▽

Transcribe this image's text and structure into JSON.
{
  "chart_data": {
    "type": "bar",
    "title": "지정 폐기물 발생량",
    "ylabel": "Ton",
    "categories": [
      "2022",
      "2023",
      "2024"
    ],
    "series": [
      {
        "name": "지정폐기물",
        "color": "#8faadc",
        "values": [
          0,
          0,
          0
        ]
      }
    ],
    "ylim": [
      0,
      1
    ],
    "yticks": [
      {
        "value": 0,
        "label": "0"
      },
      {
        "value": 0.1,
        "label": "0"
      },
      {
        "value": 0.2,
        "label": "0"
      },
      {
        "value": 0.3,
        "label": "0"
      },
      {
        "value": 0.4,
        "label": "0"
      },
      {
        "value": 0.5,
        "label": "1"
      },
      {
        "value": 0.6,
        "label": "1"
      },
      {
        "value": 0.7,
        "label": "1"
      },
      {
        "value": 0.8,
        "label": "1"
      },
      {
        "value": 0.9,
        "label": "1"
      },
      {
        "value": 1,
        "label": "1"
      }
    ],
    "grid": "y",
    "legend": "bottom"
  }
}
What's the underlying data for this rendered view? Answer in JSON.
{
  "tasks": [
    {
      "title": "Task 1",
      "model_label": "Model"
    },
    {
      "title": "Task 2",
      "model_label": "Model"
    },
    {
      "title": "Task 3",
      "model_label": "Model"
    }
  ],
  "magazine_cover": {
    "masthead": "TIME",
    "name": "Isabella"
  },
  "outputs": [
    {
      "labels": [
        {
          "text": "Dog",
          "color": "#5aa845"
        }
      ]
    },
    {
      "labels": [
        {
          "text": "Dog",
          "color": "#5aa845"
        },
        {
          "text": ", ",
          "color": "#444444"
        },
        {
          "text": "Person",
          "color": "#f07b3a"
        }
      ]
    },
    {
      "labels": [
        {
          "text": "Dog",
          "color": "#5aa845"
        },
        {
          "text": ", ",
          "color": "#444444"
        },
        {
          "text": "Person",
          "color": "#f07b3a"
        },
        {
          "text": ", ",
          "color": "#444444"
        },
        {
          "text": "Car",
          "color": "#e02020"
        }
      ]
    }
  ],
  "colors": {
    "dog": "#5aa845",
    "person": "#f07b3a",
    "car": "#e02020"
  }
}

△

Exercise brief. Write out again, exactly, the lines from the one holding "What's the underlying" through the end of the listing, with both ends included.

Response to the exercise.
What's the underlying data for this rendered view? Answer in JSON.
{
  "tasks": [
    {
      "title": "Task 1",
      "model_label": "Model"
    },
    {
      "title": "Task 2",
      "model_label": "Model"
    },
    {
      "title": "Task 3",
      "model_label": "Model"
    }
  ],
  "magazine_cover": {
    "masthead": "TIME",
    "name": "Isabella"
  },
  "outputs": [
    {
      "labels": [
        {
          "text": "Dog",
          "color": "#5aa845"
        }
      ]
    },
    {
      "labels": [
        {
          "text": "Dog",
          "color": "#5aa845"
        },
        {
          "text": ", ",
          "color": "#444444"
        },
        {
          "text": "Person",
          "color": "#f07b3a"
        }
      ]
    },
    {
      "labels": [
        {
          "text": "Dog",
          "color": "#5aa845"
        },
        {
          "text": ", ",
          "color": "#444444"
        },
        {
          "text": "Person",
          "color": "#f07b3a"
        },
        {
          "text": ", ",
          "color": "#444444"
        },
        {
          "text": "Car",
          "color": "#e02020"
        }
      ]
    }
  ],
  "colors": {
    "dog": "#5aa845",
    "person": "#f07b3a",
    "car": "#e02020"
  }
}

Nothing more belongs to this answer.